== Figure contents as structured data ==
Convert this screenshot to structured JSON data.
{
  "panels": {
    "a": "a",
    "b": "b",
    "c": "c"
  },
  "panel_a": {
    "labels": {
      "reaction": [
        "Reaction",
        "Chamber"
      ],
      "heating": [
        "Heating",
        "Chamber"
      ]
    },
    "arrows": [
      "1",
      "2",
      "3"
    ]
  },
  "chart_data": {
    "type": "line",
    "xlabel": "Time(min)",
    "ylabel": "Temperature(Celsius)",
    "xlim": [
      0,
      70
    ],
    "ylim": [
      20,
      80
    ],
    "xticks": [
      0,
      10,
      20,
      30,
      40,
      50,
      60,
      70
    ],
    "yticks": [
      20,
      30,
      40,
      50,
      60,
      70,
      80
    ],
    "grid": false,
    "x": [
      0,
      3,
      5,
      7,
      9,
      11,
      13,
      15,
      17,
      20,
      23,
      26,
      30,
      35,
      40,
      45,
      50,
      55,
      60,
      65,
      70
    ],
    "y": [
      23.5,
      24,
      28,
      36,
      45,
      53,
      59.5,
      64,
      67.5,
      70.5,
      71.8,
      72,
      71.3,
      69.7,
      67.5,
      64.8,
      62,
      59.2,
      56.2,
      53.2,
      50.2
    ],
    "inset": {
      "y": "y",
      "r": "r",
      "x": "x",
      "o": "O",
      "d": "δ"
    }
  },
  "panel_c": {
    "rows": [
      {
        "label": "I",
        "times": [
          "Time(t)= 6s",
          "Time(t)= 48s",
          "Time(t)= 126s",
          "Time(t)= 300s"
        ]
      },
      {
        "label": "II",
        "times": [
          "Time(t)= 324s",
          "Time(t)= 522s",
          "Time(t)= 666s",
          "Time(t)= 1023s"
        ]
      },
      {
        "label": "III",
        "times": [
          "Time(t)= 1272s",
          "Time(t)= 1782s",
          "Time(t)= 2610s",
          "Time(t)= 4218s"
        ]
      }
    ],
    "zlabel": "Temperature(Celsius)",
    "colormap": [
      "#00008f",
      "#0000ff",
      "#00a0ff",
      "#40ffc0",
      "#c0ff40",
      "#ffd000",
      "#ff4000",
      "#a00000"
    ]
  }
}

== TASK TO CARRY OUT ==
A line counts if it holds the word "Temperature". How many lines of the entries count? Give the number only.

== OUTPUT FOR THIS EXERCISE ==
2